GOAL OF THE EXERCISE:
Reproduce the listing below exactly. Pictures do not belong in the copy.

MATERIAL SUPPLIED:
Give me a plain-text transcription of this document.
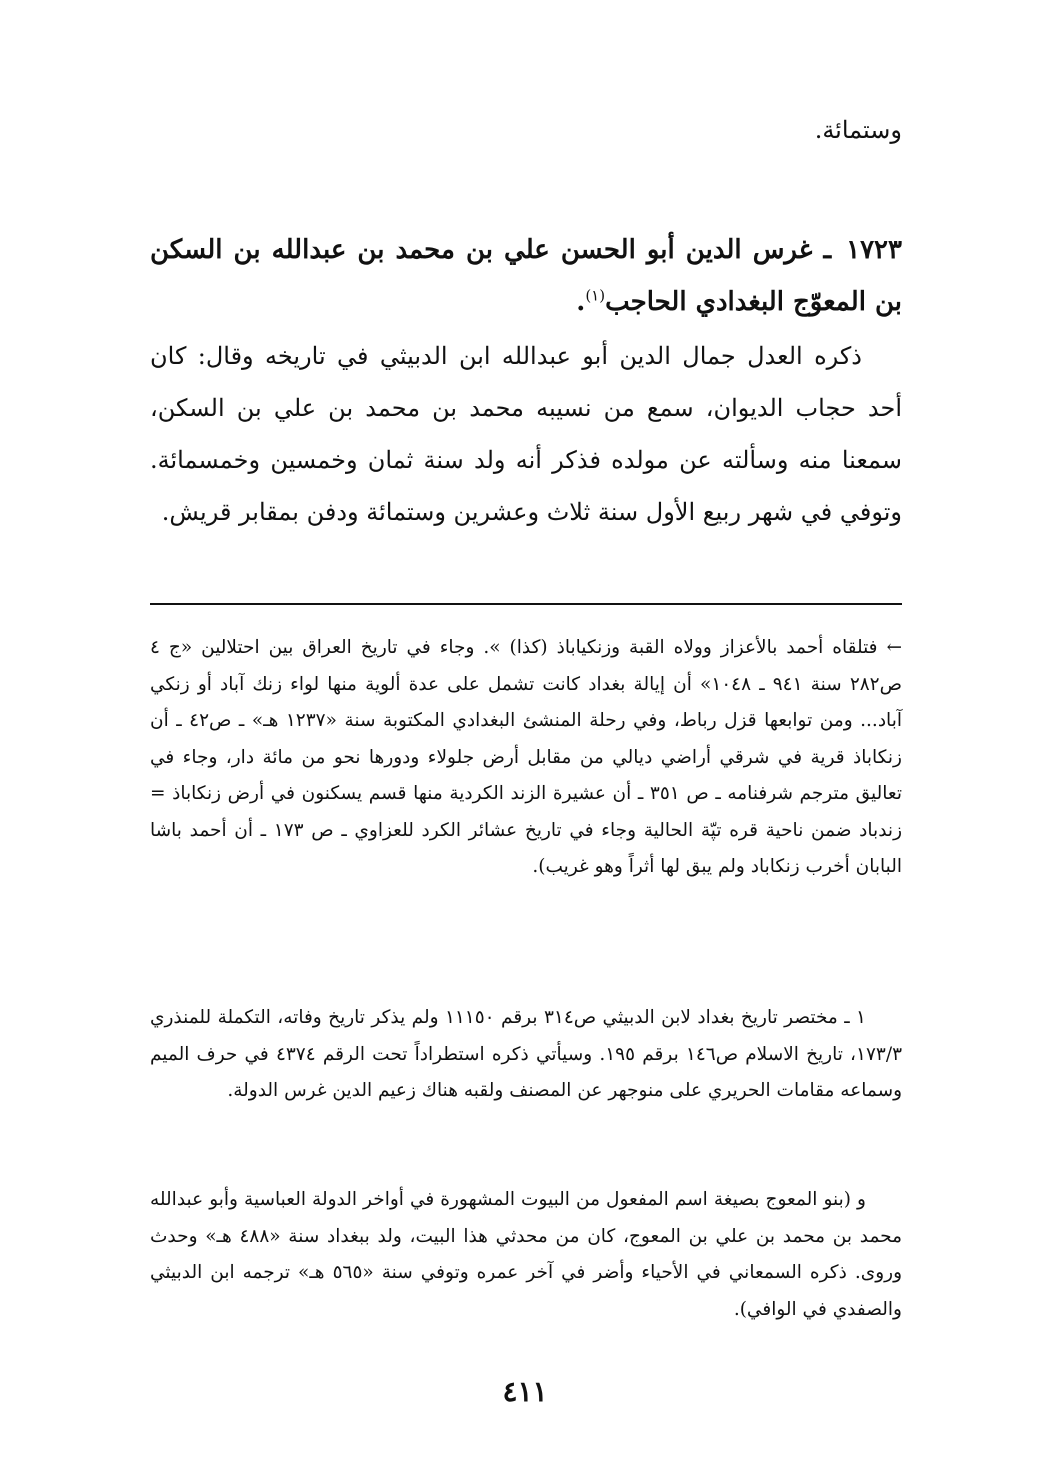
وستمائة.

١٧٢٣ ـ غرس الدين أبو الحسن علي بن محمد بن عبدالله بن السكن بن المعوّج البغدادي الحاجب$^{(١)}$.

ذكره العدل جمال الدين أبو عبدالله ابن الدبيثي في تاريخه وقال: كان أحد حجاب الديوان، سمع من نسيبه محمد بن محمد بن علي بن السكن، سمعنا منه وسألته عن مولده فذكر أنه ولد سنة ثمان وخمسين وخمسمائة. وتوفي في شهر ربيع الأول سنة ثلاث وعشرين وستمائة ودفن بمقابر قريش.

← فتلقاه أحمد بالأعزاز وولاه القبة وزنكياباذ (كذا) ». وجاء في تاريخ العراق بين احتلالين «ج ٤ ص٢٨٢ سنة ٩٤١ ـ ١٠٤٨» أن إيالة بغداد كانت تشمل على عدة ألوية منها لواء زنك آباد أو زنكي آباد... ومن توابعها قزل رباط، وفي رحلة المنشئ البغدادي المكتوبة سنة «١٢٣٧ هـ» ـ ص٤٢ ـ أن زنكاباذ قرية في شرقي أراضي ديالي من مقابل أرض جلولاء ودورها نحو من مائة دار، وجاء في تعاليق مترجم شرفنامه ـ ص ٣٥١ ـ أن عشيرة الزند الكردية منها قسم يسكنون في أرض زنكاباذ = زندباد ضمن ناحية قره تپّة الحالية وجاء في تاريخ عشائر الكرد للعزاوي ـ ص ١٧٣ ـ أن أحمد باشا البابان أخرب زنكاباد ولم يبق لها أثراً وهو غريب).

١ ـ مختصر تاريخ بغداد لابن الدبيثي ص٣١٤ برقم ١١١٥٠ ولم يذكر تاريخ وفاته، التكملة للمنذري ١٧٣/٣، تاريخ الاسلام ص١٤٦ برقم ١٩٥. وسيأتي ذكره استطراداً تحت الرقم ٤٣٧٤ في حرف الميم وسماعه مقامات الحريري على منوجهر عن المصنف ولقبه هناك زعيم الدين غرس الدولة.

و (بنو المعوج بصيغة اسم المفعول من البيوت المشهورة في أواخر الدولة العباسية وأبو عبدالله محمد بن محمد بن علي بن المعوج، كان من محدثي هذا البيت، ولد ببغداد سنة «٤٨٨ هـ» وحدث وروى. ذكره السمعاني في الأحياء وأضر في آخر عمره وتوفي سنة «٥٦٥ هـ» ترجمه ابن الدبيثي والصفدي في الوافي).

٤١١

ANSWER BELOW:
Give me a plain-text transcription of this document.
وستمائة.

١٧٢٣ ـ غرس الدين أبو الحسن علي بن محمد بن عبدالله بن السكن بن المعوّج البغدادي الحاجب$^{(١)}$.

ذكره العدل جمال الدين أبو عبدالله ابن الدبيثي في تاريخه وقال: كان أحد حجاب الديوان، سمع من نسيبه محمد بن محمد بن علي بن السكن، سمعنا منه وسألته عن مولده فذكر أنه ولد سنة ثمان وخمسين وخمسمائة. وتوفي في شهر ربيع الأول سنة ثلاث وعشرين وستمائة ودفن بمقابر قريش.

← فتلقاه أحمد بالأعزاز وولاه القبة وزنكياباذ (كذا) ». وجاء في تاريخ العراق بين احتلالين «ج ٤ ص٢٨٢ سنة ٩٤١ ـ ١٠٤٨» أن إيالة بغداد كانت تشمل على عدة ألوية منها لواء زنك آباد أو زنكي آباد... ومن توابعها قزل رباط، وفي رحلة المنشئ البغدادي المكتوبة سنة «١٢٣٧ هـ» ـ ص٤٢ ـ أن زنكاباذ قرية في شرقي أراضي ديالي من مقابل أرض جلولاء ودورها نحو من مائة دار، وجاء في تعاليق مترجم شرفنامه ـ ص ٣٥١ ـ أن عشيرة الزند الكردية منها قسم يسكنون في أرض زنكاباذ = زندباد ضمن ناحية قره تپّة الحالية وجاء في تاريخ عشائر الكرد للعزاوي ـ ص ١٧٣ ـ أن أحمد باشا البابان أخرب زنكاباد ولم يبق لها أثراً وهو غريب).

١ ـ مختصر تاريخ بغداد لابن الدبيثي ص٣١٤ برقم ١١١٥٠ ولم يذكر تاريخ وفاته، التكملة للمنذري ١٧٣/٣، تاريخ الاسلام ص١٤٦ برقم ١٩٥. وسيأتي ذكره استطراداً تحت الرقم ٤٣٧٤ في حرف الميم وسماعه مقامات الحريري على منوجهر عن المصنف ولقبه هناك زعيم الدين غرس الدولة.

و (بنو المعوج بصيغة اسم المفعول من البيوت المشهورة في أواخر الدولة العباسية وأبو عبدالله محمد بن محمد بن علي بن المعوج، كان من محدثي هذا البيت، ولد ببغداد سنة «٤٨٨ هـ» وحدث وروى. ذكره السمعاني في الأحياء وأضر في آخر عمره وتوفي سنة «٥٦٥ هـ» ترجمه ابن الدبيثي والصفدي في الوافي).

٤١١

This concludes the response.